━━━━━ Exercise input ━━━━━

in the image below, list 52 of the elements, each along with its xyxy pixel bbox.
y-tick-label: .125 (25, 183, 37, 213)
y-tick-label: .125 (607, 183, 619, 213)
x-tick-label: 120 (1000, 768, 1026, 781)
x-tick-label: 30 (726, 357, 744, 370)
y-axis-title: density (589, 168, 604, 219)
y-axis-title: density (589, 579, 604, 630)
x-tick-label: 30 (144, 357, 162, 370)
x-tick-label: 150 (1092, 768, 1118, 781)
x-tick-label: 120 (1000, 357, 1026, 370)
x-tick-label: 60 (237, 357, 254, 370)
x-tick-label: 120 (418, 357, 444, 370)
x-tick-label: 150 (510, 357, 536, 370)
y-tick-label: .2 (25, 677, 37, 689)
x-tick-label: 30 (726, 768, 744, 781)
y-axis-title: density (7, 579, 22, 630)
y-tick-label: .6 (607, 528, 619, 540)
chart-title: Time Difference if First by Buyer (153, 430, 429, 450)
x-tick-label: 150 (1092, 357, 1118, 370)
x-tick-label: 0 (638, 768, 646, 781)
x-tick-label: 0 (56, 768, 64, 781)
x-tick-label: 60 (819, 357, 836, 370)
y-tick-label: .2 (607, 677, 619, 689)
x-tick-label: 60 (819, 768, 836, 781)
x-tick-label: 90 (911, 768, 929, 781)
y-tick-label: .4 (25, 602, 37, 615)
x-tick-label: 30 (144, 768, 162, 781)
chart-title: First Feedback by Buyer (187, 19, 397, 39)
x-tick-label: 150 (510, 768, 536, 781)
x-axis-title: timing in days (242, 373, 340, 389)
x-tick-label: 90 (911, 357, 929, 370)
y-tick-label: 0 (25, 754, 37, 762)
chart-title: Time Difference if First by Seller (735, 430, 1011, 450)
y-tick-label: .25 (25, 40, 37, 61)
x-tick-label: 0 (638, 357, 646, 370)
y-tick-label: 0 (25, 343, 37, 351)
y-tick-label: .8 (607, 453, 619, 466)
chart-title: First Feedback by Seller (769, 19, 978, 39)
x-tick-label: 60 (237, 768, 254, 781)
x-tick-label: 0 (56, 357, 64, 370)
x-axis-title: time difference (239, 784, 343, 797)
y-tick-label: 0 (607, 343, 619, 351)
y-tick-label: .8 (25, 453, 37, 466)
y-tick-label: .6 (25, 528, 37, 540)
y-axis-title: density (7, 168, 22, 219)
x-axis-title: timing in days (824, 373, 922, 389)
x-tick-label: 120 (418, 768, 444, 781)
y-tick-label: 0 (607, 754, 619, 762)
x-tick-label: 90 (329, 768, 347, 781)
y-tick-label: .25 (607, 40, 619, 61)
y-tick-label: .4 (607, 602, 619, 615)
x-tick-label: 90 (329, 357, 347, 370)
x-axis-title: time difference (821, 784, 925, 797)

━━━━━

__Brief__:
Recast each line of the entries above as a Markdown table with two columns, "Row" for the line's sequence number and "Line" for its text, skipping any blank lines.

__Answer below__:
| Row | Line |
|---|---|
| 1 | in the image below, list 52 of the elements, each along with its xyxy pixel bbox. |
| 2 | y-tick-label: .125 (25, 183, 37, 213) |
| 3 | y-tick-label: .125 (607, 183, 619, 213) |
| 4 | x-tick-label: 120 (1000, 768, 1026, 781) |
| 5 | x-tick-label: 30 (726, 357, 744, 370) |
| 6 | y-axis-title: density (589, 168, 604, 219) |
| 7 | y-axis-title: density (589, 579, 604, 630) |
| 8 | x-tick-label: 30 (144, 357, 162, 370) |
| 9 | x-tick-label: 150 (1092, 768, 1118, 781) |
| 10 | x-tick-label: 120 (1000, 357, 1026, 370) |
| 11 | x-tick-label: 60 (237, 357, 254, 370) |
| 12 | x-tick-label: 120 (418, 357, 444, 370) |
| 13 | x-tick-label: 150 (510, 357, 536, 370) |
| 14 | y-tick-label: .2 (25, 677, 37, 689) |
| 15 | x-tick-label: 30 (726, 768, 744, 781) |
| 16 | y-axis-title: density (7, 579, 22, 630) |
| 17 | y-tick-label: .6 (607, 528, 619, 540) |
| 18 | chart-title: Time Difference if First by Buyer (153, 430, 429, 450) |
| 19 | x-tick-label: 150 (1092, 357, 1118, 370) |
| 20 | x-tick-label: 0 (638, 768, 646, 781) |
| 21 | x-tick-label: 0 (56, 768, 64, 781) |
| 22 | x-tick-label: 60 (819, 357, 836, 370) |
| 23 | y-tick-label: .2 (607, 677, 619, 689) |
| 24 | x-tick-label: 60 (819, 768, 836, 781) |
| 25 | x-tick-label: 90 (911, 768, 929, 781) |
| 26 | y-tick-label: .4 (25, 602, 37, 615) |
| 27 | x-tick-label: 30 (144, 768, 162, 781) |
| 28 | chart-title: First Feedback by Buyer (187, 19, 397, 39) |
| 29 | x-tick-label: 150 (510, 768, 536, 781) |
| 30 | x-axis-title: timing in days (242, 373, 340, 389) |
| 31 | x-tick-label: 90 (911, 357, 929, 370) |
| 32 | y-tick-label: 0 (25, 754, 37, 762) |
| 33 | chart-title: Time Difference if First by Seller (735, 430, 1011, 450) |
| 34 | y-tick-label: .25 (25, 40, 37, 61) |
| 35 | x-tick-label: 0 (638, 357, 646, 370) |
| 36 | y-tick-label: 0 (25, 343, 37, 351) |
| 37 | y-tick-label: .8 (607, 453, 619, 466) |
| 38 | chart-title: First Feedback by Seller (769, 19, 978, 39) |
| 39 | x-tick-label: 60 (237, 768, 254, 781) |
| 40 | x-tick-label: 0 (56, 357, 64, 370) |
| 41 | x-axis-title: time difference (239, 784, 343, 797) |
| 42 | y-tick-label: 0 (607, 343, 619, 351) |
| 43 | y-tick-label: .8 (25, 453, 37, 466) |
| 44 | y-tick-label: .6 (25, 528, 37, 540) |
| 45 | y-axis-title: density (7, 168, 22, 219) |
| 46 | x-axis-title: timing in days (824, 373, 922, 389) |
| 47 | x-tick-label: 120 (418, 768, 444, 781) |
| 48 | y-tick-label: 0 (607, 754, 619, 762) |
| 49 | x-tick-label: 90 (329, 768, 347, 781) |
| 50 | y-tick-label: .25 (607, 40, 619, 61) |
| 51 | y-tick-label: .4 (607, 602, 619, 615) |
| 52 | x-tick-label: 90 (329, 357, 347, 370) |
| 53 | x-axis-title: time difference (821, 784, 925, 797) |